= WHAT YOU NEED TO DO =
Please repeat every line of the listing below verbatim, changing nothing.

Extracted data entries

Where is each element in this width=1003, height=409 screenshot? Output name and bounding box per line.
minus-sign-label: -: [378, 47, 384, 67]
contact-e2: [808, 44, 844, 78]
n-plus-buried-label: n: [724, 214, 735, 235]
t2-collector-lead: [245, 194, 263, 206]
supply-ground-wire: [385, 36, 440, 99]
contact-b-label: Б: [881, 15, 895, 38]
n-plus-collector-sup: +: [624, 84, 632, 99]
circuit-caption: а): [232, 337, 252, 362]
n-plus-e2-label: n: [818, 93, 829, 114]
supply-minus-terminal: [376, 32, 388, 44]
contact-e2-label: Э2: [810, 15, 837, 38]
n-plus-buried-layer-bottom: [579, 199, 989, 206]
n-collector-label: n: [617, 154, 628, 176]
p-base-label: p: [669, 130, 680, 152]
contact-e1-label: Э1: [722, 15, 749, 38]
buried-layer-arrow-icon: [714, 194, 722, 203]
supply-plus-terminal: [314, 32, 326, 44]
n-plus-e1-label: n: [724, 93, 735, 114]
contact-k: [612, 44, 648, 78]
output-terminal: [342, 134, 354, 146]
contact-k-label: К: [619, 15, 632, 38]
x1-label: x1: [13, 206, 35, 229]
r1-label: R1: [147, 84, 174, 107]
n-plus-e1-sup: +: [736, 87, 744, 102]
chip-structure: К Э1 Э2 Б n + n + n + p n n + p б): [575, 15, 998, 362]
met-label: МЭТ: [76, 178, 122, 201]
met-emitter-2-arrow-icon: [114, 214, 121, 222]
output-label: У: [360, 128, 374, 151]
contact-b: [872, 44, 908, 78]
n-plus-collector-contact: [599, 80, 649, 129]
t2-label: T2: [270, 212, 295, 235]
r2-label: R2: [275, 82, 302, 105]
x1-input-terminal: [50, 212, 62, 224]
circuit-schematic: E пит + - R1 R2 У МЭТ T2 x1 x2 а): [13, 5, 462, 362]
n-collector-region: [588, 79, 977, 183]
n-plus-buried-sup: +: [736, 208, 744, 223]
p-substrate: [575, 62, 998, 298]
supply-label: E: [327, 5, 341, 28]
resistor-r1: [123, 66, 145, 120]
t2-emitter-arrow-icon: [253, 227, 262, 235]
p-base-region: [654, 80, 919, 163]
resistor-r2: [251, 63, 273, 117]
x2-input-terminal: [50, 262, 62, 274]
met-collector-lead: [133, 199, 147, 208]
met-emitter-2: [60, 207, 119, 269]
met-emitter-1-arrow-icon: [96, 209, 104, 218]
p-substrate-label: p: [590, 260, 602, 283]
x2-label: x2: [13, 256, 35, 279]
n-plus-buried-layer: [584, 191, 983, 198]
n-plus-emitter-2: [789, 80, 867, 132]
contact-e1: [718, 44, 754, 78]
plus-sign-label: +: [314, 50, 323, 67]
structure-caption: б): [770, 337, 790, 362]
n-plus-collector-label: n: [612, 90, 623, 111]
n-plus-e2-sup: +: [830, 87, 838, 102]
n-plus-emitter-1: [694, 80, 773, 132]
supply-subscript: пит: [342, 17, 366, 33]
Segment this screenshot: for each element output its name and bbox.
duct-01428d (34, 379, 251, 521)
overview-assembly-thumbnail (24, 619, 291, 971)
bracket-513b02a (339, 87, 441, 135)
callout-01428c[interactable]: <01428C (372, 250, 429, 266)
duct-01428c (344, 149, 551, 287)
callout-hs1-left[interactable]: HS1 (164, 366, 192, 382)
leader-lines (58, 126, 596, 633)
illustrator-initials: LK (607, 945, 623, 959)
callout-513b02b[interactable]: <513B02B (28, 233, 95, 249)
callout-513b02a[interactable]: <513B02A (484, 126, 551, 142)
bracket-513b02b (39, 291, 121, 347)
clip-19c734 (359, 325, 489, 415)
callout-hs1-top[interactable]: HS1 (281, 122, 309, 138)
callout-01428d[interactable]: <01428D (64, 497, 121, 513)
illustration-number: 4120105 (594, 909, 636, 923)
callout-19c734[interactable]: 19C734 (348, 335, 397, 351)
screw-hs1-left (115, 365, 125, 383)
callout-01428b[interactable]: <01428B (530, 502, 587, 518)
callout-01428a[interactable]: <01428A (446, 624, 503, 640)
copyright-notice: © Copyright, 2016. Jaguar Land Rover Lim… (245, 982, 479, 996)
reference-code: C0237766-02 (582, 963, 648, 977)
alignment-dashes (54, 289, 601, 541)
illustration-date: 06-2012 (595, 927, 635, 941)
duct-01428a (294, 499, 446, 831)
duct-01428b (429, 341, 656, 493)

= SOLUTION =
Where is each element in this width=1003, height=409 screenshot? Output name and bounding box per line.
minus-sign-label: -: [378, 47, 384, 67]
contact-e2: [808, 44, 844, 78]
n-plus-buried-label: n: [724, 214, 735, 235]
t2-collector-lead: [245, 194, 263, 206]
supply-ground-wire: [385, 36, 440, 99]
contact-b-label: Б: [881, 15, 895, 38]
n-plus-collector-sup: +: [624, 84, 632, 99]
circuit-caption: а): [232, 337, 252, 362]
n-plus-e2-label: n: [818, 93, 829, 114]
supply-minus-terminal: [376, 32, 388, 44]
contact-e2-label: Э2: [810, 15, 837, 38]
n-plus-buried-layer-bottom: [579, 199, 989, 206]
n-collector-label: n: [617, 154, 628, 176]
p-base-label: p: [669, 130, 680, 152]
contact-e1-label: Э1: [722, 15, 749, 38]
buried-layer-arrow-icon: [714, 194, 722, 203]
supply-plus-terminal: [314, 32, 326, 44]
n-plus-e1-label: n: [724, 93, 735, 114]
contact-k: [612, 44, 648, 78]
output-terminal: [342, 134, 354, 146]
contact-k-label: К: [619, 15, 632, 38]
x1-label: x1: [13, 206, 35, 229]
r1-label: R1: [147, 84, 174, 107]
n-plus-e1-sup: +: [736, 87, 744, 102]
chip-structure: К Э1 Э2 Б n + n + n + p n n + p б): [575, 15, 998, 362]
met-label: МЭТ: [76, 178, 122, 201]
met-emitter-2-arrow-icon: [114, 214, 121, 222]
output-label: У: [360, 128, 374, 151]
contact-b: [872, 44, 908, 78]
n-plus-collector-contact: [599, 80, 649, 129]
t2-label: T2: [270, 212, 295, 235]
r2-label: R2: [275, 82, 302, 105]
x1-input-terminal: [50, 212, 62, 224]
circuit-schematic: E пит + - R1 R2 У МЭТ T2 x1 x2 а): [13, 5, 462, 362]
n-collector-region: [588, 79, 977, 183]
n-plus-buried-sup: +: [736, 208, 744, 223]
p-substrate: [575, 62, 998, 298]
supply-label: E: [327, 5, 341, 28]
resistor-r1: [123, 66, 145, 120]
t2-emitter-arrow-icon: [253, 227, 262, 235]
p-base-region: [654, 80, 919, 163]
resistor-r2: [251, 63, 273, 117]
x2-input-terminal: [50, 262, 62, 274]
met-collector-lead: [133, 199, 147, 208]
met-emitter-2: [60, 207, 119, 269]
met-emitter-1-arrow-icon: [96, 209, 104, 218]
p-substrate-label: p: [590, 260, 602, 283]
x2-label: x2: [13, 256, 35, 279]
n-plus-buried-layer: [584, 191, 983, 198]
n-plus-emitter-2: [789, 80, 867, 132]
contact-e1: [718, 44, 754, 78]
plus-sign-label: +: [314, 50, 323, 67]
structure-caption: б): [770, 337, 790, 362]
n-plus-collector-label: n: [612, 90, 623, 111]
n-plus-e2-sup: +: [830, 87, 838, 102]
n-plus-emitter-1: [694, 80, 773, 132]
supply-subscript: пит: [342, 17, 366, 33]
Segment this screenshot: for each element output its name and bbox.
duct-01428d (34, 379, 251, 521)
overview-assembly-thumbnail (24, 619, 291, 971)
bracket-513b02a (339, 87, 441, 135)
callout-01428c[interactable]: <01428C (372, 250, 429, 266)
duct-01428c (344, 149, 551, 287)
callout-hs1-left[interactable]: HS1 (164, 366, 192, 382)
leader-lines (58, 126, 596, 633)
illustrator-initials: LK (607, 945, 623, 959)
callout-513b02b[interactable]: <513B02B (28, 233, 95, 249)
callout-513b02a[interactable]: <513B02A (484, 126, 551, 142)
bracket-513b02b (39, 291, 121, 347)
clip-19c734 (359, 325, 489, 415)
callout-hs1-top[interactable]: HS1 (281, 122, 309, 138)
callout-01428d[interactable]: <01428D (64, 497, 121, 513)
illustration-number: 4120105 (594, 909, 636, 923)
callout-19c734[interactable]: 19C734 (348, 335, 397, 351)
screw-hs1-left (115, 365, 125, 383)
callout-01428b[interactable]: <01428B (530, 502, 587, 518)
callout-01428a[interactable]: <01428A (446, 624, 503, 640)
copyright-notice: © Copyright, 2016. Jaguar Land Rover Lim… (245, 982, 479, 996)
reference-code: C0237766-02 (582, 963, 648, 977)
alignment-dashes (54, 289, 601, 541)
illustration-date: 06-2012 (595, 927, 635, 941)
duct-01428a (294, 499, 446, 831)
duct-01428b (429, 341, 656, 493)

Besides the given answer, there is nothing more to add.